Task requirements: Locate the string "собственности" in the records below. Copy every line where it occurs.

Data provided:
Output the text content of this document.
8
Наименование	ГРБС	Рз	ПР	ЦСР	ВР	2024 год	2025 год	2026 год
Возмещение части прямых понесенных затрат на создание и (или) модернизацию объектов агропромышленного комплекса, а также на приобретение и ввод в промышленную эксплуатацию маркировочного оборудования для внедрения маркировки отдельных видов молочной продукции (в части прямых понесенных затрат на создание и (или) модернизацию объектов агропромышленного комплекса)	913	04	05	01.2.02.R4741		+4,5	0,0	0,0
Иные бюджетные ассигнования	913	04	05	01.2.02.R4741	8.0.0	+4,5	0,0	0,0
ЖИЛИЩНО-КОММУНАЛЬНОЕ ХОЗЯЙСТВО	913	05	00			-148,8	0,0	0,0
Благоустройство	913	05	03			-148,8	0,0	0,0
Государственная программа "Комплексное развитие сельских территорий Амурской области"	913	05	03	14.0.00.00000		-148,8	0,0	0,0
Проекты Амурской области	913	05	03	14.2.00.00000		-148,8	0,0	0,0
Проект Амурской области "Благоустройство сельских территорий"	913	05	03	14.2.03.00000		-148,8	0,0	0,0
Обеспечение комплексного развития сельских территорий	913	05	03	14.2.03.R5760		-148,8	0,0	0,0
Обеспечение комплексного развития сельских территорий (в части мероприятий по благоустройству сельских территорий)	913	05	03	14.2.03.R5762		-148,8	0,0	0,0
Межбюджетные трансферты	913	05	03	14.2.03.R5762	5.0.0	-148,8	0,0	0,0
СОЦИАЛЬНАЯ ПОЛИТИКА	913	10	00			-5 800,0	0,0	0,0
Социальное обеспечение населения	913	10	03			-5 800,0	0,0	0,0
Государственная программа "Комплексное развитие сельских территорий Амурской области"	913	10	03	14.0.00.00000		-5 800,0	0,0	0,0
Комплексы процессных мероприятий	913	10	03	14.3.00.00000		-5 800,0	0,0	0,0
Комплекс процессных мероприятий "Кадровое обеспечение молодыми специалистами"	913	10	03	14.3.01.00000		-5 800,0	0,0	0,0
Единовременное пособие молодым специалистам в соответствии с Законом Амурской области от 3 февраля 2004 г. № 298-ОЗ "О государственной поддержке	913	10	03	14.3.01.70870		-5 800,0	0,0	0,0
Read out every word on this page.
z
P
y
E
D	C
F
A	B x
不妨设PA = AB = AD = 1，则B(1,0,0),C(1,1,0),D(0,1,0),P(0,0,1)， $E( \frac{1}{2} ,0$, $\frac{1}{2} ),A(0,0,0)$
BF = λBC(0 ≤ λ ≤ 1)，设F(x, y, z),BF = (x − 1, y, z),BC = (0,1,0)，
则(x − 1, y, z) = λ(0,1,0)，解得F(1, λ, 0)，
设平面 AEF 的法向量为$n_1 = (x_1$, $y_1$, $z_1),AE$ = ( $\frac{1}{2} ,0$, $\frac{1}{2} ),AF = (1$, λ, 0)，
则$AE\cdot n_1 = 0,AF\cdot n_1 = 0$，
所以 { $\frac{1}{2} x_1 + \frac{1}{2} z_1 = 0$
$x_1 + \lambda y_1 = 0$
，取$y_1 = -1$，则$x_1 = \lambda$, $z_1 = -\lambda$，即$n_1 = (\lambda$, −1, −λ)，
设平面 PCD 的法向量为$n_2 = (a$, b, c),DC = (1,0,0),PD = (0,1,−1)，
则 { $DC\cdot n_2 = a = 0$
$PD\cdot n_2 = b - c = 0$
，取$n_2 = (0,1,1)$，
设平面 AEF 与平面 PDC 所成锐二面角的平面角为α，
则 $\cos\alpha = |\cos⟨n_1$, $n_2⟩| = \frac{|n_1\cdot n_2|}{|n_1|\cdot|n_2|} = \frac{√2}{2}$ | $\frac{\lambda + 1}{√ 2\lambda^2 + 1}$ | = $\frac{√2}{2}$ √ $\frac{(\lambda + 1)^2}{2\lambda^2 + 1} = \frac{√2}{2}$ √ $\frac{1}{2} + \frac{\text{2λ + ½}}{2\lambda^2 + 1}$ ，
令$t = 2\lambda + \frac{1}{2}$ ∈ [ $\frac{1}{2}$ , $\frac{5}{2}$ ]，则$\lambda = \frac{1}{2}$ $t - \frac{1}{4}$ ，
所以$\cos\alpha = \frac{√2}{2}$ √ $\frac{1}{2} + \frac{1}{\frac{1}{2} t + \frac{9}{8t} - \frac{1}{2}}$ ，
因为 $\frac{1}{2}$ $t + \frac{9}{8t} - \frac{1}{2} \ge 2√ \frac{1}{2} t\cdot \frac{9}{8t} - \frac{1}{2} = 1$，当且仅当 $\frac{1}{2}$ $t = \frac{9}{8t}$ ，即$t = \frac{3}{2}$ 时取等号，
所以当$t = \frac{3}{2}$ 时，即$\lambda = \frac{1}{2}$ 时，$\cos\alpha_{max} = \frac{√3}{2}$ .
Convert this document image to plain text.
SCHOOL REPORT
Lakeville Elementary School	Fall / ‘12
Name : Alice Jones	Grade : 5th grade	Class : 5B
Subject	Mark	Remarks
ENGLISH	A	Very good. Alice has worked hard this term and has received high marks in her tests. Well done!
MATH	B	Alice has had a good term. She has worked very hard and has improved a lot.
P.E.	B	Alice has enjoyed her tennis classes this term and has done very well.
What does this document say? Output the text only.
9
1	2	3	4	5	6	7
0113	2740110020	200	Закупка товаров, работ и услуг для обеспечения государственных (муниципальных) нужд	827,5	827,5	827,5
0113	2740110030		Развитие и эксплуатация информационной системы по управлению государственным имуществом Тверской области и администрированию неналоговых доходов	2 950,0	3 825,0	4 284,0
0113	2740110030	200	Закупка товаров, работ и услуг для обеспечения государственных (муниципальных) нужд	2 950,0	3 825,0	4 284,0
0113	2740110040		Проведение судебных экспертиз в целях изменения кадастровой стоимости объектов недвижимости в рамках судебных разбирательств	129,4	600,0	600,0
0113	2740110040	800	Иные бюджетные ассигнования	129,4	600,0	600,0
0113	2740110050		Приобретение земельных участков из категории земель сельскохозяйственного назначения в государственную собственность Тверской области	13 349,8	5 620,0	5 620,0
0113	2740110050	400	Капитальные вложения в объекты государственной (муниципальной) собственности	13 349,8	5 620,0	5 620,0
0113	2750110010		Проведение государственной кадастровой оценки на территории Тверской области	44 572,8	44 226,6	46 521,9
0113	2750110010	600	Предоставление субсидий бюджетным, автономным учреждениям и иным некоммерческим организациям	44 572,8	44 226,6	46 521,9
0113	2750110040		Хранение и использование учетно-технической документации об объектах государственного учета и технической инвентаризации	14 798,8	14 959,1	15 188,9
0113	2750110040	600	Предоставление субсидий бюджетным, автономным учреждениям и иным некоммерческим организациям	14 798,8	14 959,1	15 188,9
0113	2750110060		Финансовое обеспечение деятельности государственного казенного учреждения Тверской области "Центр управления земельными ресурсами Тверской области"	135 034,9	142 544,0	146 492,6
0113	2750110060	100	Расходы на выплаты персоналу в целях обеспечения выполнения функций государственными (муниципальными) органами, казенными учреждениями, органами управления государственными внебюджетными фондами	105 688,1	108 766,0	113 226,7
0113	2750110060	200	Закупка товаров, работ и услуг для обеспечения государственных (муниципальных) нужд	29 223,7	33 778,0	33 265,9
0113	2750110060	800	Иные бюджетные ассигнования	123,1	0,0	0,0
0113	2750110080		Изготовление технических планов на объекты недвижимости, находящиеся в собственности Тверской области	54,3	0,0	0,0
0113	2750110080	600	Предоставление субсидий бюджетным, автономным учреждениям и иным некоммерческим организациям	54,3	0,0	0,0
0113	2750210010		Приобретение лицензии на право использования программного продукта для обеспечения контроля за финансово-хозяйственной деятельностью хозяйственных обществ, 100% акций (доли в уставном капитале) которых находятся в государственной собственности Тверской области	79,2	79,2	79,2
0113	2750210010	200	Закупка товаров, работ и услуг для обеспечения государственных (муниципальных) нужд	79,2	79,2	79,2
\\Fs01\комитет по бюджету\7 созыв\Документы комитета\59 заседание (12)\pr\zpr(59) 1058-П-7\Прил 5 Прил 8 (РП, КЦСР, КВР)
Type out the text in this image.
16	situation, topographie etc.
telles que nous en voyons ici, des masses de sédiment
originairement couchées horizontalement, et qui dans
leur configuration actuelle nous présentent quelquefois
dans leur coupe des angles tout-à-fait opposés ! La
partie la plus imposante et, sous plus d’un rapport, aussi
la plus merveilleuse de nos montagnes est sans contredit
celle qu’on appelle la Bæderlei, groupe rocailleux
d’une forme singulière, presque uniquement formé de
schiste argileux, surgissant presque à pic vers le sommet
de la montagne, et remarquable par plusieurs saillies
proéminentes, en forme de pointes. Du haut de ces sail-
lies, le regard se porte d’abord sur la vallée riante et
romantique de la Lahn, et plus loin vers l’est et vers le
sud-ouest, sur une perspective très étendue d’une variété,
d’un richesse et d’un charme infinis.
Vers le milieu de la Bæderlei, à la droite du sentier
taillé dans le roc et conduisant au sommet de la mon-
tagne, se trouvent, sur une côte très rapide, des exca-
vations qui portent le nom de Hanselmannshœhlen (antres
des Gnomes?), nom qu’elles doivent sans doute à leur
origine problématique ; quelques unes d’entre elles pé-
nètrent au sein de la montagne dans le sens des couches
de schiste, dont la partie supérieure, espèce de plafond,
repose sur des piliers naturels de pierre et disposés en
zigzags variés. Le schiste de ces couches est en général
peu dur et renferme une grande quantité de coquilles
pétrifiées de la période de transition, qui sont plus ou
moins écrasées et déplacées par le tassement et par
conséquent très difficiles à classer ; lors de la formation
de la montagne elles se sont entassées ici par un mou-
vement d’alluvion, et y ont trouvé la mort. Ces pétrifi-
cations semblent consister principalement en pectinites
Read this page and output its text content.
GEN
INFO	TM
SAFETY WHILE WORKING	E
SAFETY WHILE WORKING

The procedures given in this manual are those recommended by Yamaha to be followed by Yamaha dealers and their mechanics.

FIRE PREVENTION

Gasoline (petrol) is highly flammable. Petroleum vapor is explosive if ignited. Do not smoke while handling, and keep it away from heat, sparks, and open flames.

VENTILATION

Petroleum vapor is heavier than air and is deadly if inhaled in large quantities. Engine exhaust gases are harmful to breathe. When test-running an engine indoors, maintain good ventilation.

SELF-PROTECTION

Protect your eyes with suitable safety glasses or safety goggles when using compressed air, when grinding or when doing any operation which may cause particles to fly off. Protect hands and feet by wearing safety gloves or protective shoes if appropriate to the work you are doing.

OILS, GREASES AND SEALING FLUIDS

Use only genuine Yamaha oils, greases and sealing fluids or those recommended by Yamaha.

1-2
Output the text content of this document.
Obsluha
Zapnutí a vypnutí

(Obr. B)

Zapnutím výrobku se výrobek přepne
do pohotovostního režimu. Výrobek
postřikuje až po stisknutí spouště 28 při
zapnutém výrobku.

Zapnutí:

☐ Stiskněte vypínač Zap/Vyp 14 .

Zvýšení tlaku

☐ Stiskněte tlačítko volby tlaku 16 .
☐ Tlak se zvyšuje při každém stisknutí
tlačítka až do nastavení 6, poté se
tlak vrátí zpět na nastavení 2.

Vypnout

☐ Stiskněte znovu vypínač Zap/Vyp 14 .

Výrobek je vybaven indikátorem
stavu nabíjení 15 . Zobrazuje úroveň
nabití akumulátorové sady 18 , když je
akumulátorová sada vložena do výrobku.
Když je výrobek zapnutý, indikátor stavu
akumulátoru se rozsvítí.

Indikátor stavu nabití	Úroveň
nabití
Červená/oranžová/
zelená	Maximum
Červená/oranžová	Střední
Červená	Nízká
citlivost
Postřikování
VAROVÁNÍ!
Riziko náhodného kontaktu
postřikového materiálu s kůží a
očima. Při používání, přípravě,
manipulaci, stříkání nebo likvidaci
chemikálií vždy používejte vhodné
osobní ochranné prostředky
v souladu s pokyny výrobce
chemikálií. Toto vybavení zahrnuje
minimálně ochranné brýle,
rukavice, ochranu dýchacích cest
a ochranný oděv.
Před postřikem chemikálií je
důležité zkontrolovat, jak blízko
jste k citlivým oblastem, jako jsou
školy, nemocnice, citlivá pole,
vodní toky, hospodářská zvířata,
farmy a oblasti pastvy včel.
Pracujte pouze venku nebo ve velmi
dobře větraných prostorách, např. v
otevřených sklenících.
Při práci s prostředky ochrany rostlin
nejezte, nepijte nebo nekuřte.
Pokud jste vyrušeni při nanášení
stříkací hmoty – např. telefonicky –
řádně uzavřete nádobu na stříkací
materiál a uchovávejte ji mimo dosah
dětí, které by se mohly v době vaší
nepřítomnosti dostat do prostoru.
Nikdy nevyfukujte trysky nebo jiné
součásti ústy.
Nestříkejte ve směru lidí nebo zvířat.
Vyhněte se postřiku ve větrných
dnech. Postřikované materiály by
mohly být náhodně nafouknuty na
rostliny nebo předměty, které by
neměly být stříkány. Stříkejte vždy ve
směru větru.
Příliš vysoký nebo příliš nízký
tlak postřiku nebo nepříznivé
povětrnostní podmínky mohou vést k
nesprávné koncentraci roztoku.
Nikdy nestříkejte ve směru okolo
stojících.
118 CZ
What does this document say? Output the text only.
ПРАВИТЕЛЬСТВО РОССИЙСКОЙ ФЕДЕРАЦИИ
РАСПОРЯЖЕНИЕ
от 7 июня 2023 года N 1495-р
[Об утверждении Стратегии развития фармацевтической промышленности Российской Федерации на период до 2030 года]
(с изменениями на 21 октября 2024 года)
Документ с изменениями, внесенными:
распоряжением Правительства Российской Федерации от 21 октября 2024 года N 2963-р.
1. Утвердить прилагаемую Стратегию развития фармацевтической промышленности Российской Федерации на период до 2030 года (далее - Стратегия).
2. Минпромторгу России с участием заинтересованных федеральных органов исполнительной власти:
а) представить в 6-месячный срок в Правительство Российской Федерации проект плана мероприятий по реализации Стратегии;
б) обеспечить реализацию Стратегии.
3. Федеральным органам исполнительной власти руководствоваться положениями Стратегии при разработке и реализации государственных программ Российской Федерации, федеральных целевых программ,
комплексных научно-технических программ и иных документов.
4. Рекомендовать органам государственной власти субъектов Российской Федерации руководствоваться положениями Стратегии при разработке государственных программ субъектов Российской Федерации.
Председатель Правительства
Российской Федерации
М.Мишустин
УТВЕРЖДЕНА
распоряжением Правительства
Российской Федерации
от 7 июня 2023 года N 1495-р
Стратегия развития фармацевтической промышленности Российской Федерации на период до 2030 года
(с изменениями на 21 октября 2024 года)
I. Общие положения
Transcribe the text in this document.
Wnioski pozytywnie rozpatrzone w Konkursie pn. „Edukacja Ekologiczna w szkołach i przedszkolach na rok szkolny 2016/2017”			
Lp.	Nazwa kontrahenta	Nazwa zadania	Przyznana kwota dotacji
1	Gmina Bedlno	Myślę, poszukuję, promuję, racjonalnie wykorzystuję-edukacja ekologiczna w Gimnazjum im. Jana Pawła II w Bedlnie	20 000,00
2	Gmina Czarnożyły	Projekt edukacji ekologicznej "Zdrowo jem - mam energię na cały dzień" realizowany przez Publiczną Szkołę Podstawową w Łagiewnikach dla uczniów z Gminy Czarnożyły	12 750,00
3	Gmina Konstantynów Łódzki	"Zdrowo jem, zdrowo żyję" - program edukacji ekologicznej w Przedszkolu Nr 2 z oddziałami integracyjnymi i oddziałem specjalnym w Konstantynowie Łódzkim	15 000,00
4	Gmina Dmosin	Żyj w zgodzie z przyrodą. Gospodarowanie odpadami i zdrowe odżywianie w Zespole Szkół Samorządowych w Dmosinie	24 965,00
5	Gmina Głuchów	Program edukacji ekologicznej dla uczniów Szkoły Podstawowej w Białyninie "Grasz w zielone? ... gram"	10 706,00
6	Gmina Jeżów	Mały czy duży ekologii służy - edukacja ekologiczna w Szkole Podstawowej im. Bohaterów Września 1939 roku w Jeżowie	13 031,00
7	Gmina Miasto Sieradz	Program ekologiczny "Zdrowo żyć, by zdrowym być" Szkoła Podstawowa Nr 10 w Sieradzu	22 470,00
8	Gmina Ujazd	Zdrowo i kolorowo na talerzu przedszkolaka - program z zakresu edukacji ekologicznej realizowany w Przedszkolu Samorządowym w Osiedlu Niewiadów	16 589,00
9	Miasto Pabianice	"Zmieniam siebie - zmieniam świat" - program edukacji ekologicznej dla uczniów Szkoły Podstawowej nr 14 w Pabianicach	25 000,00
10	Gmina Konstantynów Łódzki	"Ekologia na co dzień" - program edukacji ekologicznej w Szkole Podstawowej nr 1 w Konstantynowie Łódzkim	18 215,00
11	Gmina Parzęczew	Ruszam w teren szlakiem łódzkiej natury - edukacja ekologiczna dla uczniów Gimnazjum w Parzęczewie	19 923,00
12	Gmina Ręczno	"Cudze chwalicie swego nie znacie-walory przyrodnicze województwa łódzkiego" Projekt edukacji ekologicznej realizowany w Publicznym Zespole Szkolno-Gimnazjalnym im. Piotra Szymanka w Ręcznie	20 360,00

Output of the exercise:
0113	2740110050	400	Капитальные вложения в объекты государственной (муниципальной) собственности	13 349,8	5 620,0	5 620,0
0113	2750110080		Изготовление технических планов на объекты недвижимости, находящиеся в собственности Тверской области	54,3	0,0	0,0
0113	2750210010		Приобретение лицензии на право использования программного продукта для обеспечения контроля за финансово-хозяйственной деятельностью хозяйственных обществ, 100% акций (доли в уставном капитале) которых находятся в государственной собственности Тверской области	79,2	79,2	79,2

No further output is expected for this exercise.